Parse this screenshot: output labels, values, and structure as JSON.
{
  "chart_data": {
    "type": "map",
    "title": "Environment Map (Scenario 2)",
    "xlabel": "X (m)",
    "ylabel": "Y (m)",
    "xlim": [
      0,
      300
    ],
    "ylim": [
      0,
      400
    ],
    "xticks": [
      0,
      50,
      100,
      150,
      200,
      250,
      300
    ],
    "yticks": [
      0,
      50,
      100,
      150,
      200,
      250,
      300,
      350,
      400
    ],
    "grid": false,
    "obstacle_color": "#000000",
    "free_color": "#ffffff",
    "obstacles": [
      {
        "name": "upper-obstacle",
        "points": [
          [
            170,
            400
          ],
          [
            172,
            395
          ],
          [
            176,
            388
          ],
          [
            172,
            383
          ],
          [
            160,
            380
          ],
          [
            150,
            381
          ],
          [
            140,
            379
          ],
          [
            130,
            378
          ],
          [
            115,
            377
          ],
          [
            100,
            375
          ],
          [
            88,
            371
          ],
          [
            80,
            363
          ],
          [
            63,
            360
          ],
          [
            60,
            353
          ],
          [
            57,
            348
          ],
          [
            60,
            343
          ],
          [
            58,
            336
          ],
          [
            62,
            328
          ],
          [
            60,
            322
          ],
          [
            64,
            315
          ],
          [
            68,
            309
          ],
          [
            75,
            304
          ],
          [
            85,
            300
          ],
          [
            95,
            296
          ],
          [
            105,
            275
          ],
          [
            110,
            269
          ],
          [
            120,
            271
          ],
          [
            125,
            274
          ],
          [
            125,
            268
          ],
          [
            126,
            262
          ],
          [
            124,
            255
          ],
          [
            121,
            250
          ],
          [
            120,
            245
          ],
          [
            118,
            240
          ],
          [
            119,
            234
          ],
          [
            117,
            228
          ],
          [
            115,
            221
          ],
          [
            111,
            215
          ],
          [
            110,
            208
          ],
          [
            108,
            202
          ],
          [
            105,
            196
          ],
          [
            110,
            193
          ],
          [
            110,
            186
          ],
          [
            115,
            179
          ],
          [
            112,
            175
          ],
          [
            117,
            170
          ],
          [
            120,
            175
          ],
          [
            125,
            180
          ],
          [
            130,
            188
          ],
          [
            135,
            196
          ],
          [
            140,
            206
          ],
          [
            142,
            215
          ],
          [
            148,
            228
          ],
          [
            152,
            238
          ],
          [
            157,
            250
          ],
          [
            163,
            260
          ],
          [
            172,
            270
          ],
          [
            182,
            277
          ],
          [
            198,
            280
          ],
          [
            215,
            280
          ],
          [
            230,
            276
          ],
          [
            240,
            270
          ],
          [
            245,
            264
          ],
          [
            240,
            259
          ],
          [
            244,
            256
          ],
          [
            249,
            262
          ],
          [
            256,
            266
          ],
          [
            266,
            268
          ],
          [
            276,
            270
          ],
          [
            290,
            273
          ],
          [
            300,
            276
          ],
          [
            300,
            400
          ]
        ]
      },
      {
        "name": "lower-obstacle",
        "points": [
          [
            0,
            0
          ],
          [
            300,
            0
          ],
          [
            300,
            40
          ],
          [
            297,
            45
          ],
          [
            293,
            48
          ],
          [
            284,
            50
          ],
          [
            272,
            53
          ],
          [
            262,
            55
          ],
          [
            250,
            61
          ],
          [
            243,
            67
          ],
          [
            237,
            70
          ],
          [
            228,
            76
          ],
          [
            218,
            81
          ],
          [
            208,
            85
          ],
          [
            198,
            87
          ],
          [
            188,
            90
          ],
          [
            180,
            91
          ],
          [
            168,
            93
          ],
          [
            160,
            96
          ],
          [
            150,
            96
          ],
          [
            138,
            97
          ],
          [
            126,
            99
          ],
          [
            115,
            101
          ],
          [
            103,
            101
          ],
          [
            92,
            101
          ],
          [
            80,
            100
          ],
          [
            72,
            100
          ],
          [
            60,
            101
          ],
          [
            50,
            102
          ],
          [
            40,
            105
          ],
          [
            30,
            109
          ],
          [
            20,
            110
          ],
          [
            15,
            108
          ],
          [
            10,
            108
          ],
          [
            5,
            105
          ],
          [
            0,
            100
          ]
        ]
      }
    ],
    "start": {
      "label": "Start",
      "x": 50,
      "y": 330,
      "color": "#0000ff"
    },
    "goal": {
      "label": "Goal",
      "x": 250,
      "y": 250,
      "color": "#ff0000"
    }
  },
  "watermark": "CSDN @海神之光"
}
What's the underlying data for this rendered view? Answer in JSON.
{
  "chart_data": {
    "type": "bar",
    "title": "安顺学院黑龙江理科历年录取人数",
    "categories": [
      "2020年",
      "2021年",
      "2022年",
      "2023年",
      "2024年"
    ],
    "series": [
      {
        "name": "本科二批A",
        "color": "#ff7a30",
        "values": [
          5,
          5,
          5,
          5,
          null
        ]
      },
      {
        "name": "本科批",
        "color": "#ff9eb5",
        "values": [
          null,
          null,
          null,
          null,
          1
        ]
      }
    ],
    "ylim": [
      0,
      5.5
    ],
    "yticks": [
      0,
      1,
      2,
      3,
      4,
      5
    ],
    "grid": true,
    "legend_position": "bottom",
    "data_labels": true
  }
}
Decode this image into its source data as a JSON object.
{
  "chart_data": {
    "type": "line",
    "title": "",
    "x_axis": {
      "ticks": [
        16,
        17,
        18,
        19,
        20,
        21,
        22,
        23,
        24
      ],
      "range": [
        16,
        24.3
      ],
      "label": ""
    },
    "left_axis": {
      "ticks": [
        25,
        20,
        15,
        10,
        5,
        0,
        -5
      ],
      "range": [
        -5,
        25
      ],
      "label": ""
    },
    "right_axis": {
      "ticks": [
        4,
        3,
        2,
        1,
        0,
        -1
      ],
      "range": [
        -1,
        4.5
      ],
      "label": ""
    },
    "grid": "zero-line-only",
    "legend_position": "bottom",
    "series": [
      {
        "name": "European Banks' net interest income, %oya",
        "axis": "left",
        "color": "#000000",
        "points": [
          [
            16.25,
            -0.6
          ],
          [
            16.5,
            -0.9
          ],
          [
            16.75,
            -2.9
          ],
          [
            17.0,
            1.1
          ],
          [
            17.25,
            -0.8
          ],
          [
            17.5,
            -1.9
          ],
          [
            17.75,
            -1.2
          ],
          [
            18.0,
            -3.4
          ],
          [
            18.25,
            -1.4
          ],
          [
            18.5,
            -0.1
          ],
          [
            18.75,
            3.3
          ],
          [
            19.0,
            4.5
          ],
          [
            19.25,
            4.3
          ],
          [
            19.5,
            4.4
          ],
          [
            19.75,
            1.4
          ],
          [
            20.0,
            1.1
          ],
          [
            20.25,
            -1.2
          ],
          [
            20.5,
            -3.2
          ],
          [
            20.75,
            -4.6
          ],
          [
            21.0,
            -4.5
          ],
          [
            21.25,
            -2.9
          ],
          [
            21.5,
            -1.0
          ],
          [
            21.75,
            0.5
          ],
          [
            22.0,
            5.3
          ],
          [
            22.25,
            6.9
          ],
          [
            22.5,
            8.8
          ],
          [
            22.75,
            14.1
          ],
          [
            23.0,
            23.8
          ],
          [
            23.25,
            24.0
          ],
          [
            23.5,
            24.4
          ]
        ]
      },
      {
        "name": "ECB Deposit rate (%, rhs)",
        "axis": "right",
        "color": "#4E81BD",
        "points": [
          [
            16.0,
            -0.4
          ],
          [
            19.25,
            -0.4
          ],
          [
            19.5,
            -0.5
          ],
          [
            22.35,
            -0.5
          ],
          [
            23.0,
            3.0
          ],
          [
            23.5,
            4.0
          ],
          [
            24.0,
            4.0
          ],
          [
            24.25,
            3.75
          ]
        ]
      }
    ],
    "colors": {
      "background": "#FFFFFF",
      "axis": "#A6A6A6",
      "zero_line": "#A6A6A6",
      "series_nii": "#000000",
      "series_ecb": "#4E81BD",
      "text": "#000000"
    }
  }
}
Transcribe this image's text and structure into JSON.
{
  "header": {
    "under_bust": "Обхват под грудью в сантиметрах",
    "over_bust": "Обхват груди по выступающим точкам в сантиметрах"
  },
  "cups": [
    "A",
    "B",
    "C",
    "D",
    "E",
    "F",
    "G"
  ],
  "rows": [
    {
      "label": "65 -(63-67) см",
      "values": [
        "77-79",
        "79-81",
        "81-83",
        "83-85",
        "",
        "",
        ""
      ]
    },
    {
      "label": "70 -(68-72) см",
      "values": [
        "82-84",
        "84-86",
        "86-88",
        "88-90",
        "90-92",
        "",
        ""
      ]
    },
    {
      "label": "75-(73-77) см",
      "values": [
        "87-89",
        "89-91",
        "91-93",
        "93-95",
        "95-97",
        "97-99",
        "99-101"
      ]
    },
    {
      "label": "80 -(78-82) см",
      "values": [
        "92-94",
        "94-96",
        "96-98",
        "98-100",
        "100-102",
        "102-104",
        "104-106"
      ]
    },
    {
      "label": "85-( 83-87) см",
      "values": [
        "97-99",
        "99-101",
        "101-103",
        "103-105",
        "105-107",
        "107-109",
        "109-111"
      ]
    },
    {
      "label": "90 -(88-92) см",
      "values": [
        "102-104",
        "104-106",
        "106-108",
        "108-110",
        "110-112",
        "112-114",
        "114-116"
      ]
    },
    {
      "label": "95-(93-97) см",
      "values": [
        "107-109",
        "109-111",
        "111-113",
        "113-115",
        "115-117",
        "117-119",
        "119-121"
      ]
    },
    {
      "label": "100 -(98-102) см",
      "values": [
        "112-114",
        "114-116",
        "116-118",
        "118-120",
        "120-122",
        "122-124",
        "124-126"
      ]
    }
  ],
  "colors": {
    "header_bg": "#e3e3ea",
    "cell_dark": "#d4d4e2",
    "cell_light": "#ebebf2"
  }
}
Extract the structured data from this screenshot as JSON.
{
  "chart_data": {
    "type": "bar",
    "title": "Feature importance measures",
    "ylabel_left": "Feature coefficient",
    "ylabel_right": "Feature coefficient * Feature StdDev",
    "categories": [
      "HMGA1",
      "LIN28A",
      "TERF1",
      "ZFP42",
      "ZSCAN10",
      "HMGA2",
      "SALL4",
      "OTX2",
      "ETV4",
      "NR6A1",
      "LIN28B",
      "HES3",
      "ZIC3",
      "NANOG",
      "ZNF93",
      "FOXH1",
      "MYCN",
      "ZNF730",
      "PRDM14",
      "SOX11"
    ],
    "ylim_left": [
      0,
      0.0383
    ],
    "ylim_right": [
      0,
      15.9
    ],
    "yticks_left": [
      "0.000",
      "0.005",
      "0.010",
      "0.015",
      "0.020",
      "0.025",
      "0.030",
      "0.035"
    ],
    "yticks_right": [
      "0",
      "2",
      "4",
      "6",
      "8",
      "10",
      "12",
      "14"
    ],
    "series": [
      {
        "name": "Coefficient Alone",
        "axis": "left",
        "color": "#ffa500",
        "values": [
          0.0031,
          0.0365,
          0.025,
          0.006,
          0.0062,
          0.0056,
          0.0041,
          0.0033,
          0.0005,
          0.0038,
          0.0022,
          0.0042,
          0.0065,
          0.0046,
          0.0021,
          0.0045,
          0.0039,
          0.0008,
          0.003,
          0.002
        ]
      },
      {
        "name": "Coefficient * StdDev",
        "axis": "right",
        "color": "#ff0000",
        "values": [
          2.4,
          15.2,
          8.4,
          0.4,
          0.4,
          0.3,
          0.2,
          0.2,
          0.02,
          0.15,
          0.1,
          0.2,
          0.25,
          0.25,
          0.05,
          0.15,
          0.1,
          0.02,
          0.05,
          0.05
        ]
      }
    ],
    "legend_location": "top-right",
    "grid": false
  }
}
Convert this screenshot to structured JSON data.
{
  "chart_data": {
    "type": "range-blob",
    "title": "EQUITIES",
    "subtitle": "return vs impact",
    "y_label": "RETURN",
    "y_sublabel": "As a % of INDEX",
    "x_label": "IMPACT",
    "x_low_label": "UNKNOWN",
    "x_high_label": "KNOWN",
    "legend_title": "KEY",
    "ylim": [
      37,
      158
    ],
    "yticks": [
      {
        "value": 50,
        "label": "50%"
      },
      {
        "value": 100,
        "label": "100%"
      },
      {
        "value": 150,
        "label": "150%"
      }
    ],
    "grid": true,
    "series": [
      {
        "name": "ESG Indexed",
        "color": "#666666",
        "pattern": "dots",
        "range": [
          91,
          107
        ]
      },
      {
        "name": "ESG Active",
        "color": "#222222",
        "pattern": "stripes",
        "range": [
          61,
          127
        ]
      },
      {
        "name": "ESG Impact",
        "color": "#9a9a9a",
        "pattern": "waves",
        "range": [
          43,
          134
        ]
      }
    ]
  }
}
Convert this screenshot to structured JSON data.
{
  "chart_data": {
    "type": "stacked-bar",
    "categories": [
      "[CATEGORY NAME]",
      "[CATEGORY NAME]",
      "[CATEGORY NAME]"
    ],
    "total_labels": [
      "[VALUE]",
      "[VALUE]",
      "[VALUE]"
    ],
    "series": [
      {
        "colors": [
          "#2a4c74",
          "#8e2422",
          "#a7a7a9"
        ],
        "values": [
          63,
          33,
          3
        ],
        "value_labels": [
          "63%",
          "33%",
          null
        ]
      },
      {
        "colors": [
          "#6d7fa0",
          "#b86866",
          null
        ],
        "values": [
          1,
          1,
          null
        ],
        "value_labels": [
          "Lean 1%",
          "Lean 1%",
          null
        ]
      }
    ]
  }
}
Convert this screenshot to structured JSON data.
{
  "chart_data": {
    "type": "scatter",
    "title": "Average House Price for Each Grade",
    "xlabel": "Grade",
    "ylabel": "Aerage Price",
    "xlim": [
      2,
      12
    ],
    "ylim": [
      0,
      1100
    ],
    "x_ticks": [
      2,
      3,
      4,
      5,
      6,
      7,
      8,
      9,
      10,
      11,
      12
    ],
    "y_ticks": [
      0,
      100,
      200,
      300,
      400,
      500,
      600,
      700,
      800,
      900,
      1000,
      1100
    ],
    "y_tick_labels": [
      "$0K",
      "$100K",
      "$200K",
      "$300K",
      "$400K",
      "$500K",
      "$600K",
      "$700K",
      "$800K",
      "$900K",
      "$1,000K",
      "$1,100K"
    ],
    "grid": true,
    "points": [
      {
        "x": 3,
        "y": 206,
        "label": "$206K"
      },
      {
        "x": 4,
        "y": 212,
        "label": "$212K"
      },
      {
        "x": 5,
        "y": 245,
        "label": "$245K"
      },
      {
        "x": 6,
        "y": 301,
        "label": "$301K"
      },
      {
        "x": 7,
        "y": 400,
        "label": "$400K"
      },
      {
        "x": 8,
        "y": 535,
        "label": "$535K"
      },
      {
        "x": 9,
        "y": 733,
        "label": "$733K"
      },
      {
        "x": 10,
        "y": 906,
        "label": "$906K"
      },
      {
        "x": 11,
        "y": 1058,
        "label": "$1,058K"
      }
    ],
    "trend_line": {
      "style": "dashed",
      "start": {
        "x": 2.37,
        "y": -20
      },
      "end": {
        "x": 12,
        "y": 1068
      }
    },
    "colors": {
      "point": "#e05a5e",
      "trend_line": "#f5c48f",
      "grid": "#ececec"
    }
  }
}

◆ REQUIRED WORK ◆
Extract every line containing the string "StdDev" from the data above.

◆ FINISHED ANSWER ◆
    "ylabel_right": "Feature coefficient * Feature StdDev",
        "name": "Coefficient * StdDev",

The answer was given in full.